Short problem a
Rewrite the records as a Markdown table, from their first line through the line that contains "426, 352, 461]", with both ends included. Use the columns Row and Line, number each row, and leave out any blank lines.

Supplied passage
++++

Includes updates and/or revisions.
National assessments in core subjects will proceed as planned, now that the federal testing program has received additional funding in the current year’s budget.
And with an increase proposed in President Bush’s budget for next fiscal year, the program would have enough money to cover all planned assessments through 2011, as well as to expand a sampling of urban districts and pay for state-level tests of 12th graders.
“We are so relieved, because we don’t have to call anything off at this point,” said Peggy G. Carr, the associate commissioner for assessment for the National Center for Education Statistics, the arm of the Department of Education that administers the exam program. “We can go ahead and plan for the most important components of the 2008 activities in preparation for the 2009 assessments.”
The National Assessment of Educational Progress was threatened with cutbacks in several core areas last fall because of a projected budget shortfall. The governing board that sets policy for NAEP had been expected to consider recommendations at its meeting this month to cancel scheduled tests in economics, foreign languages, geography, and world history, and to scale back testing in U.S. history, civics, and writing. (“U.S. Testing Poised to Be Scaled Back,” Nov. 28, 2007.)
The fiscal 2008 Education Department budget, part of an omnibus spending bill President Bush signed in December, includes some $100 million for NAEP, with a $10 million increase over the previous year that federal officials hadn’t anticipated. The president’s budget proposal for fiscal 2009, which begins Oct. 1, would boost the assessment budget by more than a third.

++++

Extracted information
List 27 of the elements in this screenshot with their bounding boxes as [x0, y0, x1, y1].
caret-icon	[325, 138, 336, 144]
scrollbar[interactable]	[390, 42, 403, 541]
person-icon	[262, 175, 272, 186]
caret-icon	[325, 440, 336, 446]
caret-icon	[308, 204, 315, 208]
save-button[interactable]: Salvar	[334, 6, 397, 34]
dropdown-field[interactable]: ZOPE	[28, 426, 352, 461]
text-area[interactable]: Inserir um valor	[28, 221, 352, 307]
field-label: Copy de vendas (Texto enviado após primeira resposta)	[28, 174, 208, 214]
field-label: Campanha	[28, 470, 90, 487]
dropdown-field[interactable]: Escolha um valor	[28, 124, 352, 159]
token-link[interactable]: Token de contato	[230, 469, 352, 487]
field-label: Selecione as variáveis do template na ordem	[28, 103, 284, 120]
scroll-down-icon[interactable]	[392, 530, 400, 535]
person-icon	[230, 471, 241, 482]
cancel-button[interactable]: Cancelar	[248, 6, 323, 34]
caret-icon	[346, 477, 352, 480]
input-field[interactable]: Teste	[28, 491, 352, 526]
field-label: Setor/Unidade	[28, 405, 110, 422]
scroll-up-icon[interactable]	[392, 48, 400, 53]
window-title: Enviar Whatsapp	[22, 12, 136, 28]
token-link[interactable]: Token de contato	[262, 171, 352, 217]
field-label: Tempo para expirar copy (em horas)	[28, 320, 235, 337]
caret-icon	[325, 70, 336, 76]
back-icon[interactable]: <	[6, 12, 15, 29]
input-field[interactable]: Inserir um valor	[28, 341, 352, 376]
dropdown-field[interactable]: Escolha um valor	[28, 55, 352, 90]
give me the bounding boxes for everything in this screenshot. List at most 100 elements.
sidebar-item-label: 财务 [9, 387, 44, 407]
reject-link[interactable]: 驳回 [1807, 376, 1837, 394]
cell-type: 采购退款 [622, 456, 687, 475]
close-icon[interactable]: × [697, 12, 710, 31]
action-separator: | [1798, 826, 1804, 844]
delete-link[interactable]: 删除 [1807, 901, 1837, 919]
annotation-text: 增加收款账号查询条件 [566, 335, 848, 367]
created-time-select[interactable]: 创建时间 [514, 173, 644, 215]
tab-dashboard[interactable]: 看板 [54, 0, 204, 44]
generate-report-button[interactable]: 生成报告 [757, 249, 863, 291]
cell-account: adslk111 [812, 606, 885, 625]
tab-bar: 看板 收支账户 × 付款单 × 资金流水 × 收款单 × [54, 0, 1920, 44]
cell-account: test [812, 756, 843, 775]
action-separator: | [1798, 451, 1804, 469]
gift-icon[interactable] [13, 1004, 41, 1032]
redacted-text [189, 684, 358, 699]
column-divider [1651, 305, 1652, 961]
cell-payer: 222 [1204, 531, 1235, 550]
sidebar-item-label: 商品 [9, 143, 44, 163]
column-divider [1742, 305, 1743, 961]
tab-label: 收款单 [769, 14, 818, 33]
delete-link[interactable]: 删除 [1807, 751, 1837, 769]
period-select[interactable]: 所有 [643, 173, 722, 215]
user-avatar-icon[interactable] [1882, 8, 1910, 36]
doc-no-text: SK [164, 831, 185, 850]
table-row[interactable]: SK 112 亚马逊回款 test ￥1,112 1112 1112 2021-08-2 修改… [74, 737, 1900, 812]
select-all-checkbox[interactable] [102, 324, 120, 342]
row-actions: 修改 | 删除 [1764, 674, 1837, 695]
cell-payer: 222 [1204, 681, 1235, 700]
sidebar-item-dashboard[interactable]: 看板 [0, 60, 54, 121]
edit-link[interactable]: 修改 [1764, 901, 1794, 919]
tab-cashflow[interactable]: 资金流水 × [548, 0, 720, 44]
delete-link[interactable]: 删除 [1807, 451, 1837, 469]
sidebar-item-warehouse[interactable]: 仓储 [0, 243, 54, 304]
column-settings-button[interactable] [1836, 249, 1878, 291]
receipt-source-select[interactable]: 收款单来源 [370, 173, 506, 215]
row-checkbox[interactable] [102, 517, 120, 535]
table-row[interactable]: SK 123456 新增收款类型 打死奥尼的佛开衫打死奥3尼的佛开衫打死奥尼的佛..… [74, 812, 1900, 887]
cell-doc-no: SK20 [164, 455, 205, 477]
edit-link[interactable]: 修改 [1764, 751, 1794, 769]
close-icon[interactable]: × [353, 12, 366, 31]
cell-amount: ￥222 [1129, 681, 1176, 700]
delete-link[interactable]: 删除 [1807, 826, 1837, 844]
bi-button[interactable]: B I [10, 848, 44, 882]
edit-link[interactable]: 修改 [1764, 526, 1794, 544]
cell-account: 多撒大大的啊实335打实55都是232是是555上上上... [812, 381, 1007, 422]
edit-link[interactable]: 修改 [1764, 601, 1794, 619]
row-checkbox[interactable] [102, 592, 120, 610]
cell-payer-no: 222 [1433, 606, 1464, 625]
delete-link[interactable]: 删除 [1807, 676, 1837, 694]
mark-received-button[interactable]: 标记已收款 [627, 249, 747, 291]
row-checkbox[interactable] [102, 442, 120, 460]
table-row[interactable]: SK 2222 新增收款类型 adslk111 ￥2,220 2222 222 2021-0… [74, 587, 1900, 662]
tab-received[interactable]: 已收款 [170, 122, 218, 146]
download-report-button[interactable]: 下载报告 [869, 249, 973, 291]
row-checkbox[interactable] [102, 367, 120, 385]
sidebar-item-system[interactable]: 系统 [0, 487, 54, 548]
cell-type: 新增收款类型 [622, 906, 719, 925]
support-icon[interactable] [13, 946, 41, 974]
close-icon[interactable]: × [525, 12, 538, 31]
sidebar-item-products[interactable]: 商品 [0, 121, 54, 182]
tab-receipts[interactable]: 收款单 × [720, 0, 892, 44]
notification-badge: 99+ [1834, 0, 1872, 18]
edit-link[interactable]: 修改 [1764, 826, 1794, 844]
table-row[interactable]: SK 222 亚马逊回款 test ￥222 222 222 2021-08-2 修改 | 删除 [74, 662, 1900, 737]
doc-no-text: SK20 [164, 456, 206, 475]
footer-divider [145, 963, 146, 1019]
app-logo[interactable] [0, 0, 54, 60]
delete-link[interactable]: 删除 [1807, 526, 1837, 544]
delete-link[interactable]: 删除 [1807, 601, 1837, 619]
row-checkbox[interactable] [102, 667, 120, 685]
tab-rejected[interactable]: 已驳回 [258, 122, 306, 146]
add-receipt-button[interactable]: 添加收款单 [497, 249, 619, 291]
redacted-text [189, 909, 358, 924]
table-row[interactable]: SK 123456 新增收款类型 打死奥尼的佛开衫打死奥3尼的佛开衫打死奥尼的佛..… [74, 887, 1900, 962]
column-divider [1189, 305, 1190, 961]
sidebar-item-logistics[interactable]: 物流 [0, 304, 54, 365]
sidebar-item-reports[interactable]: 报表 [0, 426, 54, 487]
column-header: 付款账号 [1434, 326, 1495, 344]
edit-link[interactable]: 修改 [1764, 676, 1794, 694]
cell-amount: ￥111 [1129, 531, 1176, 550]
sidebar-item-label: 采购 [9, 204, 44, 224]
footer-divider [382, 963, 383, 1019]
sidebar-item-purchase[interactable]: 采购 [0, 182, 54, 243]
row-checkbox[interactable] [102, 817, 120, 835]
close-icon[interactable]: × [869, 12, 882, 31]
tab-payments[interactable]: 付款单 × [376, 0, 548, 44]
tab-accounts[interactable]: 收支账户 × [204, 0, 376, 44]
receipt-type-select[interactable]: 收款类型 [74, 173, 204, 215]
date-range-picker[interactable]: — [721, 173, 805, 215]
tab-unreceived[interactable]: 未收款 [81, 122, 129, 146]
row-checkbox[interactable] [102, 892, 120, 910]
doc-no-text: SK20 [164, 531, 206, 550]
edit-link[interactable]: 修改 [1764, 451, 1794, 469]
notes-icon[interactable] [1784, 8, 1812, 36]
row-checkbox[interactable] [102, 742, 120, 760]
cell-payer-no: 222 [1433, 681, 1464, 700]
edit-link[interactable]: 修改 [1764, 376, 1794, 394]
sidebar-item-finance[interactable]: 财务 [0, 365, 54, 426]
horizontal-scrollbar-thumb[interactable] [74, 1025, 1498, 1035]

++++

Short problem b
Extend the article on funding for the national assessments beyond its last sentence.

Exercise output a
| Row | Line |
|---|---|
| 1 | List 27 of the elements in this screenshot with their bounding boxes as [x0, y0, x1, y1]. |
| 2 | caret-icon	[325, 138, 336, 144] |
| 3 | scrollbar[interactable]	[390, 42, 403, 541] |
| 4 | person-icon	[262, 175, 272, 186] |
| 5 | caret-icon	[325, 440, 336, 446] |
| 6 | caret-icon	[308, 204, 315, 208] |
| 7 | save-button[interactable]: Salvar	[334, 6, 397, 34] |
| 8 | dropdown-field[interactable]: ZOPE	[28, 426, 352, 461] |

Exercise output b
While Congress is expected to make significant changes to the proposal, there has been bipartisan support for expanding the testing program, including the addition of state-level samples on some tests for 12th graders.
The increase would provide money for preparation of tests in U.S. history, civics, and geography that are scheduled for 2010. It would also cover the expansion of the 12th grade assessment in mathematics and reading in 2011 to include samples of students from each state. President Bush has urged state-level testing of high school seniors as a way of boosting accountability and providing state-by-state comparisons.
Ms. Carr said the NCES hopes to conduct a pilot study for the state-level 12th grade assessments next year.
The National Assessment Governing Board would also have enough money for research and validity studies for new indicators on that assessment, which would allow reporting on students’ levels of preparedness for college and the workforce.
Student performance is currently reported in terms of scale scores and achievement levels—defined as “basic,” “proficient,” and “advanced.” The preparedness levels would explain what the results meant in terms of the skills students needed to enter community college, succeed in four-year institutions, or qualify for different types of jobs.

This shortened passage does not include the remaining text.